Carry on the forum thread below about grid lines and box heights in ggplot2 tile plots, starting right after its last line.

• **EXCERPTED PASSAGE**
══════

I’m having some problems with something I think should be really simple.
I’d like to get rid of the horizontal grid lines in my plot. Here’s an
example:
library(lattice)
library(ggplot2)
qplot(yield,site,data=barley)
Now, I *can* remove the horizontal grid lines by adding
scale_y_discrete(breaks=NA), but this also removes the labels in the
left margin. How can I just remove the horizontal grid lines, and keep
the vertical grid lines and everything else the same?
(My real plot uses geom="tile", where removing the horizontal lines
makes much more sense than for this dotplot example.)
--
Karl Ove Hufthammer
Actually, for this example it would be even better to change the
vertical lines to be in the middle of two categories on the vertical
axis, so that they would border the tiles. Here’s a simple example:
n=30
k=10
let=sample(letters[1:k],n,replace=TRUE)
years=sample(1998:2002,n,replace=TRUE,prob=c(1,2,5,10,3))
d=data.frame(let,years)
qplot(years,let,data=d,geom="tile")
I want the grid lines to border the tiles. For the x axis I can achieve
this by removing the major grid lines and drawing the minor ones in the
style of the major ones. But for the y axis, the minor ones are not
drawn at all. Is it possible to change this?
--
Karl Ove Hufthammer
Rather than moving the grid lines, I'd move the boxes:
ggplot(d) + geom_rect(aes(xmin = years, xmax = years + 1, ymin = let,
ymax = as.numeric(let) + 1))
Hadley
--
http://had.co.nz/
Thanks, but now the labels on y axis aren’t centred on the boxes
anymore, which makes the graphic a bit hard to read.
For now, I use a solution which work fine if I only need vertical lines:
Just get rid of all the grid lines, and then draw vertical lines
manually, using geom_vline.
I have one more question regarding this type of plot, though. I have
several data sets on this form, but with varying number of levels of the
‘let’ factor, giving me different numbers of boxes vertically. What is
the best approach to ensure that the *physical* heights of the boxes are
the same when saving the graphs?
If I just use the default widths and heights, datasets with smaller
number of levels of the ‘let’ factor will give higher boxes, and
datasets with many levels give ‘squashed’ boxes, and the graphs don’t
look very good when displayed together.
I can get an *approximate* solution by letting the height of the figure
be a multiple of the number of levels, but this doesn’t seem like a
proper solution (and doesn’t take margins and headings into account).
--
Karl Ove Hufthammer
Oh yeah, that's another good solution.
> I have one more question regarding this type of plot, though. I have
> several data sets on this form, but with varying number of levels of the
> ‘let’ factor, giving me different numbers of boxes vertically. What is
> the best approach to ensure that the *physical* heights of the boxes are
> the same when saving the graphs?

══════

• **ENTRIES**
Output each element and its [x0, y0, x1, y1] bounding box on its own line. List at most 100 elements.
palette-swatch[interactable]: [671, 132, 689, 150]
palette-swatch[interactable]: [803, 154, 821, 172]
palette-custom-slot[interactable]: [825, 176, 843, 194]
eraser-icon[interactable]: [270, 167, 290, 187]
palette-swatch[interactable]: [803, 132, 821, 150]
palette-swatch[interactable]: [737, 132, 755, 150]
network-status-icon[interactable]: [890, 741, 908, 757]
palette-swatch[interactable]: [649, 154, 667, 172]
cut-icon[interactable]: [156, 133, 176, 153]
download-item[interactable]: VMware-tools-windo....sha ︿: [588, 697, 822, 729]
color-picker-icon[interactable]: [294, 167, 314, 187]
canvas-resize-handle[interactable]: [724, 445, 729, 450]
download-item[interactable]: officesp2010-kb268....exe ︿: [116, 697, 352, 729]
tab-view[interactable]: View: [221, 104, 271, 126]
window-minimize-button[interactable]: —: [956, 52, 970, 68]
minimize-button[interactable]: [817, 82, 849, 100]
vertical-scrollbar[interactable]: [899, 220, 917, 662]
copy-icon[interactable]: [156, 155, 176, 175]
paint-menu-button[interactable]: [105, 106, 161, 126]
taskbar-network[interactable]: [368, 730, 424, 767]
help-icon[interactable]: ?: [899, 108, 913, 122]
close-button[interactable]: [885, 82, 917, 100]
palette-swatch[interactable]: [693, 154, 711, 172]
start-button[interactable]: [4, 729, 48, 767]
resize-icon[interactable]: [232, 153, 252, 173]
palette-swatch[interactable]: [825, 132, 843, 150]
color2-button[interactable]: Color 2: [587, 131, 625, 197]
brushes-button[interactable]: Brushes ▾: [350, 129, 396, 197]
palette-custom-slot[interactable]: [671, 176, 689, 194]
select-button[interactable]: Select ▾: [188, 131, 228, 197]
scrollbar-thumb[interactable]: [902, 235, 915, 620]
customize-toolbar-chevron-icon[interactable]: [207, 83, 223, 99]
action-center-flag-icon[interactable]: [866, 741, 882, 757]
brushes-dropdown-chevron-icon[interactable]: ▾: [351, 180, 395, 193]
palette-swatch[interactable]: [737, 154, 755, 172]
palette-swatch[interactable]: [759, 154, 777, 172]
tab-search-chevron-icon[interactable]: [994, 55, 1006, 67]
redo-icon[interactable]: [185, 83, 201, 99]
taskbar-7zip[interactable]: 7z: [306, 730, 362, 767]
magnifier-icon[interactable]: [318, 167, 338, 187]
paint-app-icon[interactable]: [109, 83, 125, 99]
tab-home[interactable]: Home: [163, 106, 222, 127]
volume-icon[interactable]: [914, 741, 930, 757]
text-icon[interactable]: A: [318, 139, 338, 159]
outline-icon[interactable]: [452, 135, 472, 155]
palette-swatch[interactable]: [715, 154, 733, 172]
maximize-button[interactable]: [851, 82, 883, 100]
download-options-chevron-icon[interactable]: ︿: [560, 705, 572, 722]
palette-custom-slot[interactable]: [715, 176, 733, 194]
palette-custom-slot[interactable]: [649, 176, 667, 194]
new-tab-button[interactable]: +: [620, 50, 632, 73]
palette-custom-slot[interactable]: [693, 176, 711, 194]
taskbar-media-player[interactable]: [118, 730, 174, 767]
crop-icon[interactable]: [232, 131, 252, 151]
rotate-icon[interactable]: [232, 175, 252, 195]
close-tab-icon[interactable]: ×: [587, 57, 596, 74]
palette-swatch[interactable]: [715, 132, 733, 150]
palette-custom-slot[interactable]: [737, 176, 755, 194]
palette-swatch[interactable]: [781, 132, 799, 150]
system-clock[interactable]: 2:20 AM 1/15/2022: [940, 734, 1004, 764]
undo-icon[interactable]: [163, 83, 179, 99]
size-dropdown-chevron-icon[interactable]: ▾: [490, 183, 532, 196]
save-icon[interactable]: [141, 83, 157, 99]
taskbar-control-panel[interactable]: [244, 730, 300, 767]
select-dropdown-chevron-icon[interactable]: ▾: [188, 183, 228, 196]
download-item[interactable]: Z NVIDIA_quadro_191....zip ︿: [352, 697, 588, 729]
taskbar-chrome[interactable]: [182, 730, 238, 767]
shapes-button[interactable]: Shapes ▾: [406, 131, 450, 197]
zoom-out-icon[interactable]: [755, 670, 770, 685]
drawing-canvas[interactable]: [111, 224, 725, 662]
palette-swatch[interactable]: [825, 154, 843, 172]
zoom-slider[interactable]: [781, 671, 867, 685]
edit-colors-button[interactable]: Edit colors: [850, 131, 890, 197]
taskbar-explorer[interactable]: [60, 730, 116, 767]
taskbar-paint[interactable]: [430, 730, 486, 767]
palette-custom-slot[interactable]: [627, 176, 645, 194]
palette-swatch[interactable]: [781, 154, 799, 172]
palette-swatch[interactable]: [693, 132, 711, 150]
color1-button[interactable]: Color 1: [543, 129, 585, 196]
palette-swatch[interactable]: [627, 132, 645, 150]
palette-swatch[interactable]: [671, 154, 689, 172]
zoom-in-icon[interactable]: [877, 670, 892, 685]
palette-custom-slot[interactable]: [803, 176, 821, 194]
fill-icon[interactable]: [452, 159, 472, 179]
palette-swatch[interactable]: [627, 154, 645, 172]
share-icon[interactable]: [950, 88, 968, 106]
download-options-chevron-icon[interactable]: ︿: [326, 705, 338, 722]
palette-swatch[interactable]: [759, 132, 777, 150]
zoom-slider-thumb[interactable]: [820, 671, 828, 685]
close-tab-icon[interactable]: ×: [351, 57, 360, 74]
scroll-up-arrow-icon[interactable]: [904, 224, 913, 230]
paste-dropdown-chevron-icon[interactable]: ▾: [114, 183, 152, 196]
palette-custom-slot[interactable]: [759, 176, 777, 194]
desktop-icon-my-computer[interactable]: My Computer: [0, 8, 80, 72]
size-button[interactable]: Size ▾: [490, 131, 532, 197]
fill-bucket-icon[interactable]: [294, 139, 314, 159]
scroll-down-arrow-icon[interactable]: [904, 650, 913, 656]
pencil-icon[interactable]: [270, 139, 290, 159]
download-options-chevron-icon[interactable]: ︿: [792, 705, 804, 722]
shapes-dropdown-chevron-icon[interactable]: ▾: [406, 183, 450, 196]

══════

• **WRITTEN ANSWER**
>
> If I just use the default widths and heights, datasets with smaller
> number of levels of the ‘let’ factor will give higher boxes, and
> datasets with many levels give ‘squashed’ boxes, and the graphs don’t
> look very good when displayed together.
>
> I can get an *approximate* solution by letting the height of the figure
> be a multiple of the number of levels, but this doesn’t seem like a
> proper solution (and doesn’t take margins and headings into account).
There is no good solution to this currently. I've thought up a
solution that I think will work - when I rewrite the layout system,
I'll make it possible to set the size of legends, titles etc to a
fixed amount. Then you'll be able to work out the size exactly (or if
you're really luckily ggplot2 will come with functions to do that
built in)
Hadley
How much of the lines are what Tufte would call 'chartjunk'? I am sure Tufte would
prefer that graphs contain a lot fewer gridlines than most ggplot graphs contain. I am
also sure that I think Tufte goes too far .... his aesthetic purity of "bits of info per square inch"
sacrifices some clarity. It's not how much info you can cram onto a page, it's how much the reader
can get out, and how easily.
But how did Hadley decide on the number of grid lines?
How do we adjust it?
Peter
Peter L. Flom, PhD
Statistical Consultant
www DOT peterflomconsulting DOT com
I agree. See the following paper for an example of why you shouldn't
accept Tufte's advice uncritically:
W. A. Stock and J. T. Behrens. Box, line, and midgap plots: Effects of
display characteristics on the accuracy and bias of estimates of
whisker length. Journal of Educational Statistics, 16(1): 1–20, 1991.
And section 3 of the following paper gives some concrete reasons why
you actually want grid lines:
W. Cleveland. A model for studying display methods of statistical
graphics. Journal of Computational and Graphical Statistics, 2:
323–364, 1993. URL http://stat.bell-labs.com/doc/93.4.ps.
> But how did Hadley decide on the number of grid lines?
>
> How do we adjust it?
They just match up to the tick on the x axis.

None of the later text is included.